- **Provided entries**
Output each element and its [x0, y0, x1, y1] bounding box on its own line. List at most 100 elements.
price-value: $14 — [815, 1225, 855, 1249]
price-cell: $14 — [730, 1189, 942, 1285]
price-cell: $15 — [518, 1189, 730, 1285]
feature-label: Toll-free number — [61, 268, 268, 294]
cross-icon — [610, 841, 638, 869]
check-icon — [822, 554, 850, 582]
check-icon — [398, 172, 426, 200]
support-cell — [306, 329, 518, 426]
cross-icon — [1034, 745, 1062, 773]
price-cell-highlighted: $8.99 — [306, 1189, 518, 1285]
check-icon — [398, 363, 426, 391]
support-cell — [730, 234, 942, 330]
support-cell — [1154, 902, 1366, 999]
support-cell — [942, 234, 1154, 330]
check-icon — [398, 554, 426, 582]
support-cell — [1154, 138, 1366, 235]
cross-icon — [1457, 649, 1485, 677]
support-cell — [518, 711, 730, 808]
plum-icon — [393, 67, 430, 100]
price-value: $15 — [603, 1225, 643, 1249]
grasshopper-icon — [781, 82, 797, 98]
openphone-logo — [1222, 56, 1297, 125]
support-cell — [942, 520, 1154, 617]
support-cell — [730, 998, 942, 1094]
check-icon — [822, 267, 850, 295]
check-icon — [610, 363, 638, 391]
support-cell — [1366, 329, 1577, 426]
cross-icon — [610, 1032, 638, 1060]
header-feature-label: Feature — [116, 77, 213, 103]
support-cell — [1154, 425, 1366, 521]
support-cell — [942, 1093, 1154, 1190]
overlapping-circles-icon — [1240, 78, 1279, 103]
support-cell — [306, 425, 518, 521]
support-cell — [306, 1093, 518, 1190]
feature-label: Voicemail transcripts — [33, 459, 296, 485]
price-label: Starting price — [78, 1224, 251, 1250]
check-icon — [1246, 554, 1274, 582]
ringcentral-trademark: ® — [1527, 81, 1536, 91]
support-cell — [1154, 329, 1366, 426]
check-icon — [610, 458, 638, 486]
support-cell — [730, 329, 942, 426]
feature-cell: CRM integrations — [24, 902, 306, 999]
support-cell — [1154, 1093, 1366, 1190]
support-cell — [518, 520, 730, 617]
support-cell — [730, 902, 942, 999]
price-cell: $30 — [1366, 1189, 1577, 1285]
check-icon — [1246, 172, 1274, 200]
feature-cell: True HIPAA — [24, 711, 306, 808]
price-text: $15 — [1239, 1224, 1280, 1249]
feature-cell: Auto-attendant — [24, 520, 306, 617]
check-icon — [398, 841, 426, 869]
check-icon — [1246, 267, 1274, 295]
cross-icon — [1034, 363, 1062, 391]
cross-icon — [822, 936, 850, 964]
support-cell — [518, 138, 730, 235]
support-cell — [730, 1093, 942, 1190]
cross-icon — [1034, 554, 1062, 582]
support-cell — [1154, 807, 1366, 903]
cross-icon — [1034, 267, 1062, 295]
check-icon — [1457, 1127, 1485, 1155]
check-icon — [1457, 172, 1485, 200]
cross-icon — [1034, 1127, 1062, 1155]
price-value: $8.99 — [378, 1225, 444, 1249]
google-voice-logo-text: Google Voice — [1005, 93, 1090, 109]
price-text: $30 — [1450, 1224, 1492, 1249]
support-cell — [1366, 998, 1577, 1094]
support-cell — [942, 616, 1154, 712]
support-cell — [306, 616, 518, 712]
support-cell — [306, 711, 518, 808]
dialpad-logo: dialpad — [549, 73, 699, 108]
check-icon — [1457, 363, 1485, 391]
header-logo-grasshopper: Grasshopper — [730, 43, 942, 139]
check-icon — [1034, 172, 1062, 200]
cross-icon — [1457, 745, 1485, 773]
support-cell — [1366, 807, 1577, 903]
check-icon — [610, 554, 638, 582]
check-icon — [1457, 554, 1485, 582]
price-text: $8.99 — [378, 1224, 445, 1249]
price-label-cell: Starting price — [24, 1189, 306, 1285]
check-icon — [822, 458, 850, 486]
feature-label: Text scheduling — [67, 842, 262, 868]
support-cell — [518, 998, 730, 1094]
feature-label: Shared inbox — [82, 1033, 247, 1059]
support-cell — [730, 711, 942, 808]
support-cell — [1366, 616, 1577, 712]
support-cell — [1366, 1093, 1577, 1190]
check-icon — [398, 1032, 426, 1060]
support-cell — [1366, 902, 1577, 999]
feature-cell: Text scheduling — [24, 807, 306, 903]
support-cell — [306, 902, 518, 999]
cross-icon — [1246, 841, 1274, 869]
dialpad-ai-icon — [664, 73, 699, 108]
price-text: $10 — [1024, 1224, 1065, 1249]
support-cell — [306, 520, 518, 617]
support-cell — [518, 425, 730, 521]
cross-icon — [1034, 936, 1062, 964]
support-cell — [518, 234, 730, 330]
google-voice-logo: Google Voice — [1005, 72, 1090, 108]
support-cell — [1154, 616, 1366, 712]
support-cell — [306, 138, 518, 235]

- **Your task**
Please reproduce the entries above verbatim, line for line.

- **Full response**
Output each element and its [x0, y0, x1, y1] bounding box on its own line. List at most 100 elements.
price-value: $14 — [815, 1225, 855, 1249]
price-cell: $14 — [730, 1189, 942, 1285]
price-cell: $15 — [518, 1189, 730, 1285]
feature-label: Toll-free number — [61, 268, 268, 294]
cross-icon — [610, 841, 638, 869]
check-icon — [822, 554, 850, 582]
check-icon — [398, 172, 426, 200]
support-cell — [306, 329, 518, 426]
cross-icon — [1034, 745, 1062, 773]
price-cell-highlighted: $8.99 — [306, 1189, 518, 1285]
check-icon — [398, 363, 426, 391]
support-cell — [730, 234, 942, 330]
support-cell — [1154, 902, 1366, 999]
support-cell — [942, 234, 1154, 330]
check-icon — [398, 554, 426, 582]
support-cell — [1154, 138, 1366, 235]
cross-icon — [1457, 649, 1485, 677]
support-cell — [518, 711, 730, 808]
plum-icon — [393, 67, 430, 100]
price-value: $15 — [603, 1225, 643, 1249]
grasshopper-icon — [781, 82, 797, 98]
openphone-logo — [1222, 56, 1297, 125]
support-cell — [942, 520, 1154, 617]
support-cell — [730, 998, 942, 1094]
check-icon — [822, 267, 850, 295]
check-icon — [610, 363, 638, 391]
support-cell — [1366, 329, 1577, 426]
cross-icon — [610, 1032, 638, 1060]
header-feature-label: Feature — [116, 77, 213, 103]
support-cell — [1154, 425, 1366, 521]
support-cell — [942, 1093, 1154, 1190]
overlapping-circles-icon — [1240, 78, 1279, 103]
support-cell — [306, 425, 518, 521]
support-cell — [306, 1093, 518, 1190]
feature-label: Voicemail transcripts — [33, 459, 296, 485]
price-label: Starting price — [78, 1224, 251, 1250]
check-icon — [1246, 554, 1274, 582]
ringcentral-trademark: ® — [1527, 81, 1536, 91]
support-cell — [1154, 329, 1366, 426]
check-icon — [610, 458, 638, 486]
support-cell — [730, 329, 942, 426]
feature-cell: CRM integrations — [24, 902, 306, 999]
support-cell — [1154, 1093, 1366, 1190]
support-cell — [518, 520, 730, 617]
support-cell — [730, 902, 942, 999]
price-cell: $30 — [1366, 1189, 1577, 1285]
check-icon — [1246, 172, 1274, 200]
feature-cell: True HIPAA — [24, 711, 306, 808]
price-text: $15 — [1239, 1224, 1280, 1249]
feature-cell: Auto-attendant — [24, 520, 306, 617]
check-icon — [398, 841, 426, 869]
check-icon — [1246, 267, 1274, 295]
cross-icon — [1034, 363, 1062, 391]
cross-icon — [822, 936, 850, 964]
support-cell — [518, 138, 730, 235]
support-cell — [730, 1093, 942, 1190]
cross-icon — [1034, 554, 1062, 582]
support-cell — [1154, 807, 1366, 903]
cross-icon — [1034, 267, 1062, 295]
check-icon — [1457, 1127, 1485, 1155]
check-icon — [1457, 172, 1485, 200]
cross-icon — [1034, 1127, 1062, 1155]
price-value: $8.99 — [378, 1225, 444, 1249]
google-voice-logo-text: Google Voice — [1005, 93, 1090, 109]
price-text: $30 — [1450, 1224, 1492, 1249]
support-cell — [1366, 998, 1577, 1094]
support-cell — [942, 616, 1154, 712]
support-cell — [306, 616, 518, 712]
support-cell — [306, 711, 518, 808]
dialpad-logo: dialpad — [549, 73, 699, 108]
check-icon — [1457, 363, 1485, 391]
header-logo-grasshopper: Grasshopper — [730, 43, 942, 139]
check-icon — [1034, 172, 1062, 200]
cross-icon — [1457, 745, 1485, 773]
support-cell — [1366, 807, 1577, 903]
check-icon — [610, 554, 638, 582]
check-icon — [1457, 554, 1485, 582]
price-text: $8.99 — [378, 1224, 445, 1249]
price-label-cell: Starting price — [24, 1189, 306, 1285]
check-icon — [822, 458, 850, 486]
feature-label: Text scheduling — [67, 842, 262, 868]
support-cell — [518, 998, 730, 1094]
feature-label: Shared inbox — [82, 1033, 247, 1059]
support-cell — [730, 711, 942, 808]
support-cell — [1366, 616, 1577, 712]
support-cell — [1366, 1093, 1577, 1190]
check-icon — [398, 1032, 426, 1060]
support-cell — [1366, 902, 1577, 999]
feature-cell: Text scheduling — [24, 807, 306, 903]
support-cell — [306, 902, 518, 999]
cross-icon — [1246, 841, 1274, 869]
dialpad-ai-icon — [664, 73, 699, 108]
price-text: $10 — [1024, 1224, 1065, 1249]
support-cell — [306, 520, 518, 617]
support-cell — [518, 425, 730, 521]
cross-icon — [1034, 936, 1062, 964]
support-cell — [518, 234, 730, 330]
google-voice-logo: Google Voice — [1005, 72, 1090, 108]
support-cell — [1154, 616, 1366, 712]
support-cell — [306, 138, 518, 235]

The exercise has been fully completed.